**Brief**:
Below is a block of records; repeat each one exactly.

**Material provided**:
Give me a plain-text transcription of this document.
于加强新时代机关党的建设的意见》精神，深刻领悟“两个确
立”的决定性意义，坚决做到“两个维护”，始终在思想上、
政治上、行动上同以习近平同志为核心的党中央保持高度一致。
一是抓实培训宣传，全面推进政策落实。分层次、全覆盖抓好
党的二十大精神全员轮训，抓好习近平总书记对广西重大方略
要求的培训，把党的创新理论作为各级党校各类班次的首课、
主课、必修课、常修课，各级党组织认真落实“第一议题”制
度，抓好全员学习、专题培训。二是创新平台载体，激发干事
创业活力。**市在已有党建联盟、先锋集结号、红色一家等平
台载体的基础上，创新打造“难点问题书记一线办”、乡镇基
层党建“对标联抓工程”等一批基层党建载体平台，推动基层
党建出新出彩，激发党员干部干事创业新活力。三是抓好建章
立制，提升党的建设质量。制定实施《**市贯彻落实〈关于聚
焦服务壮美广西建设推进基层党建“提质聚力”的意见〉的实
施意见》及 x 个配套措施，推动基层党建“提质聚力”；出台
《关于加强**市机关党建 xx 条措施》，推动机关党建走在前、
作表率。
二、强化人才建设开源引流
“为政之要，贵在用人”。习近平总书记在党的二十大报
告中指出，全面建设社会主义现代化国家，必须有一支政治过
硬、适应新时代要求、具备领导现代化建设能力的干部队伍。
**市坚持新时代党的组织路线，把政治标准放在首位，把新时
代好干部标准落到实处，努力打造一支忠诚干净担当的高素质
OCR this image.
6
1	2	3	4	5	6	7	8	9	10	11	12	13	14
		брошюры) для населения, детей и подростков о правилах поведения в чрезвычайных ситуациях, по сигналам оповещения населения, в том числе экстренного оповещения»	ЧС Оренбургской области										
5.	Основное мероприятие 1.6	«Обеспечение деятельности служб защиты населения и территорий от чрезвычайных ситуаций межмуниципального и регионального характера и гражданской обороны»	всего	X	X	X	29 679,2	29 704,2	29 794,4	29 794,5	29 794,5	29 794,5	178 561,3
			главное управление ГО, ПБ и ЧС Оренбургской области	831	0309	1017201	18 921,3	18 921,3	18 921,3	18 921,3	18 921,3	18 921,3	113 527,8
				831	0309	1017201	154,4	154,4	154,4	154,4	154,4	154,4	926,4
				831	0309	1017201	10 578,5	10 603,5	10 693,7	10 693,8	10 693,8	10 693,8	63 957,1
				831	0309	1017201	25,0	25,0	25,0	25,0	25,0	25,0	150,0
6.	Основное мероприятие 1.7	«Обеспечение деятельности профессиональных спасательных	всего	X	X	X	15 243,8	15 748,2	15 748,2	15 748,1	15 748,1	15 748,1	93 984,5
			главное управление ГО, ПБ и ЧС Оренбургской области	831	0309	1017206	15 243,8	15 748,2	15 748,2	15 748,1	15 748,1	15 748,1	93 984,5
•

**Full output**:
Give me a plain-text transcription of this document.
于加强新时代机关党的建设的意见》精神，深刻领悟“两个确
立”的决定性意义，坚决做到“两个维护”，始终在思想上、
政治上、行动上同以习近平同志为核心的党中央保持高度一致。
一是抓实培训宣传，全面推进政策落实。分层次、全覆盖抓好
党的二十大精神全员轮训，抓好习近平总书记对广西重大方略
要求的培训，把党的创新理论作为各级党校各类班次的首课、
主课、必修课、常修课，各级党组织认真落实“第一议题”制
度，抓好全员学习、专题培训。二是创新平台载体，激发干事
创业活力。**市在已有党建联盟、先锋集结号、红色一家等平
台载体的基础上，创新打造“难点问题书记一线办”、乡镇基
层党建“对标联抓工程”等一批基层党建载体平台，推动基层
党建出新出彩，激发党员干部干事创业新活力。三是抓好建章
立制，提升党的建设质量。制定实施《**市贯彻落实〈关于聚
焦服务壮美广西建设推进基层党建“提质聚力”的意见〉的实
施意见》及 x 个配套措施，推动基层党建“提质聚力”；出台
《关于加强**市机关党建 xx 条措施》，推动机关党建走在前、
作表率。
二、强化人才建设开源引流
“为政之要，贵在用人”。习近平总书记在党的二十大报
告中指出，全面建设社会主义现代化国家，必须有一支政治过
硬、适应新时代要求、具备领导现代化建设能力的干部队伍。
**市坚持新时代党的组织路线，把政治标准放在首位，把新时
代好干部标准落到实处，努力打造一支忠诚干净担当的高素质
OCR this image.
6
1	2	3	4	5	6	7	8	9	10	11	12	13	14
		брошюры) для населения, детей и подростков о правилах поведения в чрезвычайных ситуациях, по сигналам оповещения населения, в том числе экстренного оповещения»	ЧС Оренбургской области										
5.	Основное мероприятие 1.6	«Обеспечение деятельности служб защиты населения и территорий от чрезвычайных ситуаций межмуниципального и регионального характера и гражданской обороны»	всего	X	X	X	29 679,2	29 704,2	29 794,4	29 794,5	29 794,5	29 794,5	178 561,3
			главное управление ГО, ПБ и ЧС Оренбургской области	831	0309	1017201	18 921,3	18 921,3	18 921,3	18 921,3	18 921,3	18 921,3	113 527,8
				831	0309	1017201	154,4	154,4	154,4	154,4	154,4	154,4	926,4
				831	0309	1017201	10 578,5	10 603,5	10 693,7	10 693,8	10 693,8	10 693,8	63 957,1
				831	0309	1017201	25,0	25,0	25,0	25,0	25,0	25,0	150,0
6.	Основное мероприятие 1.7	«Обеспечение деятельности профессиональных спасательных	всего	X	X	X	15 243,8	15 748,2	15 748,2	15 748,1	15 748,1	15 748,1	93 984,5
			главное управление ГО, ПБ и ЧС Оренбургской области	831	0309	1017206	15 243,8	15 748,2	15 748,2	15 748,1	15 748,1	15 748,1	93 984,5
•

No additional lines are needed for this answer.